Task: In the material below, list every line carrying the string "dashed".

Information provided:

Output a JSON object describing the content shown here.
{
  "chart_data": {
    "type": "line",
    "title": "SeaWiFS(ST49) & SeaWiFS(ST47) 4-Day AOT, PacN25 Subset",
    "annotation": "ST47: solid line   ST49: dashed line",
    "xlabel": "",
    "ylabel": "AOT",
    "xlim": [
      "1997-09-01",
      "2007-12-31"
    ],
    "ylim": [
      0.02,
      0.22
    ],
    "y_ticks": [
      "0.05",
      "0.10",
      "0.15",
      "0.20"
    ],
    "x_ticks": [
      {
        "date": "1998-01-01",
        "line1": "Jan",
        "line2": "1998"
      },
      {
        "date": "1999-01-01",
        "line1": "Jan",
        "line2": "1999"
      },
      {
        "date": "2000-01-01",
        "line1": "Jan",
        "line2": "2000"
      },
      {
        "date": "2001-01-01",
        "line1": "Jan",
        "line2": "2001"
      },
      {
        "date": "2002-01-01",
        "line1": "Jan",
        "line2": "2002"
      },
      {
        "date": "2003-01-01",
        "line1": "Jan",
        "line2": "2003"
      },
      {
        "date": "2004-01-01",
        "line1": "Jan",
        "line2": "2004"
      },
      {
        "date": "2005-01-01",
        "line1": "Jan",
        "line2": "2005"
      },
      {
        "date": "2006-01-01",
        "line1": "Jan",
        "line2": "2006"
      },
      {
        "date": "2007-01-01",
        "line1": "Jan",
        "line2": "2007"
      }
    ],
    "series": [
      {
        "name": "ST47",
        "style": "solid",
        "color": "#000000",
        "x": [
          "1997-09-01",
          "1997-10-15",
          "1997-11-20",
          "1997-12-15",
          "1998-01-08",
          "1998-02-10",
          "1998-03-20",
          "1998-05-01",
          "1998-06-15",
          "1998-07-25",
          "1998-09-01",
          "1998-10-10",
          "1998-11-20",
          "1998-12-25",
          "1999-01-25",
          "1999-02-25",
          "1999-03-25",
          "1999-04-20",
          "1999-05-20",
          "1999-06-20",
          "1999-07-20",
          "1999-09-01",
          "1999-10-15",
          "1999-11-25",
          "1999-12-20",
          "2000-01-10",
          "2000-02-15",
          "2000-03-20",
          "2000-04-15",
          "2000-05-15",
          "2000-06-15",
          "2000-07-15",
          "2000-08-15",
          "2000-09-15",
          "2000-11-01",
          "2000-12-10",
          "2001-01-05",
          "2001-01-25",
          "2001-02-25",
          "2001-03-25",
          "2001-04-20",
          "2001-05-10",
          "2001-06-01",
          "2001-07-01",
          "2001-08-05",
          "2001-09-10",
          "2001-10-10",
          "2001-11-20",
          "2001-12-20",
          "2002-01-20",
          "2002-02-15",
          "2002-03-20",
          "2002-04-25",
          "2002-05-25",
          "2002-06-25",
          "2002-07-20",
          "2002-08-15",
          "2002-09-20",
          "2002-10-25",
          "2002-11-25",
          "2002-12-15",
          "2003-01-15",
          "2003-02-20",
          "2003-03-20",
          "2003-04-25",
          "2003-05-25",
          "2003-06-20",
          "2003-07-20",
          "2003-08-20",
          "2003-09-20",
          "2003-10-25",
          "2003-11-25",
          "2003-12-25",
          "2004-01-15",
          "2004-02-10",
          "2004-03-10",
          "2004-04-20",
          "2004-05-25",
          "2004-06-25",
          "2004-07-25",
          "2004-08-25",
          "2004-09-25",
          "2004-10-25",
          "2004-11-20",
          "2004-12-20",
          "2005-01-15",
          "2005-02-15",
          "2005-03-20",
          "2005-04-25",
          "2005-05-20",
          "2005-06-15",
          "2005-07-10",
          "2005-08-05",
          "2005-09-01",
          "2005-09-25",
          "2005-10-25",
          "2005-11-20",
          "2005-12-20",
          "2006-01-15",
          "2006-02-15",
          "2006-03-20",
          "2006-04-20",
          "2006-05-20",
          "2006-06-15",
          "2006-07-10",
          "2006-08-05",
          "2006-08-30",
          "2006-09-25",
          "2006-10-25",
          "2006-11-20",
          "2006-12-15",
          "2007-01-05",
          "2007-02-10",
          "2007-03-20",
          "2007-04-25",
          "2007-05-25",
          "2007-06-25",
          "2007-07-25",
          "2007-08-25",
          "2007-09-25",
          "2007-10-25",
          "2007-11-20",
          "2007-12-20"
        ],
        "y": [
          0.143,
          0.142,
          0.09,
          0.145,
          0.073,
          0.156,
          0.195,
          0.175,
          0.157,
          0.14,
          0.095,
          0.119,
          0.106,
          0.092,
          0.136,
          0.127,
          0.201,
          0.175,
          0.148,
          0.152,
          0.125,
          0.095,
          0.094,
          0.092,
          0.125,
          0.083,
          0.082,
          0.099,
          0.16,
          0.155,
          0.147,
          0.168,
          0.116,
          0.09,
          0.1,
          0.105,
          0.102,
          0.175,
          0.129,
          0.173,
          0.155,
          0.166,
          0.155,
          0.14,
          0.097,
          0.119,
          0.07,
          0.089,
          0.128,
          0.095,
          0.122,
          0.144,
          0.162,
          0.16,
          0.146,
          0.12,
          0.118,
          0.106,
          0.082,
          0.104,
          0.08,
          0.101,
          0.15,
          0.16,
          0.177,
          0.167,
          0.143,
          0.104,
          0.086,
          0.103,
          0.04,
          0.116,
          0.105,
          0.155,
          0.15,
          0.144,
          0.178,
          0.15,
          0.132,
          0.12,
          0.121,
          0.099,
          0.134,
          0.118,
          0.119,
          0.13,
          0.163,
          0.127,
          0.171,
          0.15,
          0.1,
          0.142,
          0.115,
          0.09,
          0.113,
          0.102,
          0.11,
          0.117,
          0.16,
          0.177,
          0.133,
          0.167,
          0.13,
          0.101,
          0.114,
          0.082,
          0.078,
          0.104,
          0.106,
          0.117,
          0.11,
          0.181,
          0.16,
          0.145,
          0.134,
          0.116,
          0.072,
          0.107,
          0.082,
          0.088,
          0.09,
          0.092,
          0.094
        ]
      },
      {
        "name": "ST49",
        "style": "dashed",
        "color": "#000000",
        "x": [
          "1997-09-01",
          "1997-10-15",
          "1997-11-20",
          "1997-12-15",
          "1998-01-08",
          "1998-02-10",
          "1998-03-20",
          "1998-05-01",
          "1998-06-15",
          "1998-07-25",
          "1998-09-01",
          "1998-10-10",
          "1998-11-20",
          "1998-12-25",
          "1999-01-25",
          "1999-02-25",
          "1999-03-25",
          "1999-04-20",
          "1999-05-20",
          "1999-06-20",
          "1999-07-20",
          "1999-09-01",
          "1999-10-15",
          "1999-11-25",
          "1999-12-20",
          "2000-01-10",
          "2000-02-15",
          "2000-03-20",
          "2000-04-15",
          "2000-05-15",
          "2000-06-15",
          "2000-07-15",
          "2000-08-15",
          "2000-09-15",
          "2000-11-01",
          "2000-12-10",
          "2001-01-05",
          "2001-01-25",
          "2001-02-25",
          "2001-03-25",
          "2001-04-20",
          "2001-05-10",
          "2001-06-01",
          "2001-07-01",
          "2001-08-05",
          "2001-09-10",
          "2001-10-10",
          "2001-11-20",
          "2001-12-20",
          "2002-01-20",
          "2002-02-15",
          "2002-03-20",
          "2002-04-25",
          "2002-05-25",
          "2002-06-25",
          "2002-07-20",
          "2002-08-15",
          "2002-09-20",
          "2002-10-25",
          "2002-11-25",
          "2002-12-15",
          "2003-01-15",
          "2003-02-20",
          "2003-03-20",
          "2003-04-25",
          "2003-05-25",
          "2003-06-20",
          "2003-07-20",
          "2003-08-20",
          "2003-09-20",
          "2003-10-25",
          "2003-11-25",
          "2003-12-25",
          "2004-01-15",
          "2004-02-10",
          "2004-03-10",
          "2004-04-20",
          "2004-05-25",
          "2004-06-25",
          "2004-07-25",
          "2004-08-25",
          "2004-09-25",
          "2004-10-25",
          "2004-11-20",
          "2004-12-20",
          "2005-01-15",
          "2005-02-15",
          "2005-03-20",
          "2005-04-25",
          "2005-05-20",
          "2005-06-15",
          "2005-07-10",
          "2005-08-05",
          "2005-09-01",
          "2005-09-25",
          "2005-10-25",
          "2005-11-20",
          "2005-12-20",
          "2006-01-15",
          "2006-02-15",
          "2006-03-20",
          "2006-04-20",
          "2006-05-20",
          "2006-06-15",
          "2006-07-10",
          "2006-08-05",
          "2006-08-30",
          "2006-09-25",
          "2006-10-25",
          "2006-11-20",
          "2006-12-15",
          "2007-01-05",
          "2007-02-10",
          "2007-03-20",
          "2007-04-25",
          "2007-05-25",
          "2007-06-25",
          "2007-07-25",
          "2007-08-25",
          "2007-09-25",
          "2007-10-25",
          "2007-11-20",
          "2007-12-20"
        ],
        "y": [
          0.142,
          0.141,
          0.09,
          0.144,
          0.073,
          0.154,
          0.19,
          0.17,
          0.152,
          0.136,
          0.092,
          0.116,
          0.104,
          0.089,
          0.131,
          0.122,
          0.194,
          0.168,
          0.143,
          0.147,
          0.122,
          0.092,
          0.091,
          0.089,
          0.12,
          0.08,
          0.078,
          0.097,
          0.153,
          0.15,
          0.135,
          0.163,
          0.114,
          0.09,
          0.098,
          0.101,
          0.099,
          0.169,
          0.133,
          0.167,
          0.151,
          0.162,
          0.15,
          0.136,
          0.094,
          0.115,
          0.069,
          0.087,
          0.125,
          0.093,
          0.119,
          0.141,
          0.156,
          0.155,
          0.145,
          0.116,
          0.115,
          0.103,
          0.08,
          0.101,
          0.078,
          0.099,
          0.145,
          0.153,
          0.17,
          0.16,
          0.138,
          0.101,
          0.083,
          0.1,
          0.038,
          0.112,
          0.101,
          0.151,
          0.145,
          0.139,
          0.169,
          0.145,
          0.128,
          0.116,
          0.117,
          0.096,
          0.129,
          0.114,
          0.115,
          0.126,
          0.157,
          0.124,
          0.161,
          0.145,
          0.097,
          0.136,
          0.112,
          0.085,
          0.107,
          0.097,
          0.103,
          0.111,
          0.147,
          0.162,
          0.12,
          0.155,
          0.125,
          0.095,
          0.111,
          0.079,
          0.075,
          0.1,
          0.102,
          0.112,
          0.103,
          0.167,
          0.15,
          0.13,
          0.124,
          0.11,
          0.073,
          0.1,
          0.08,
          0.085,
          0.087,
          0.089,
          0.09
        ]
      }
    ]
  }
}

Task output:
    "annotation": "ST47: solid line   ST49: dashed line",
        "style": "dashed",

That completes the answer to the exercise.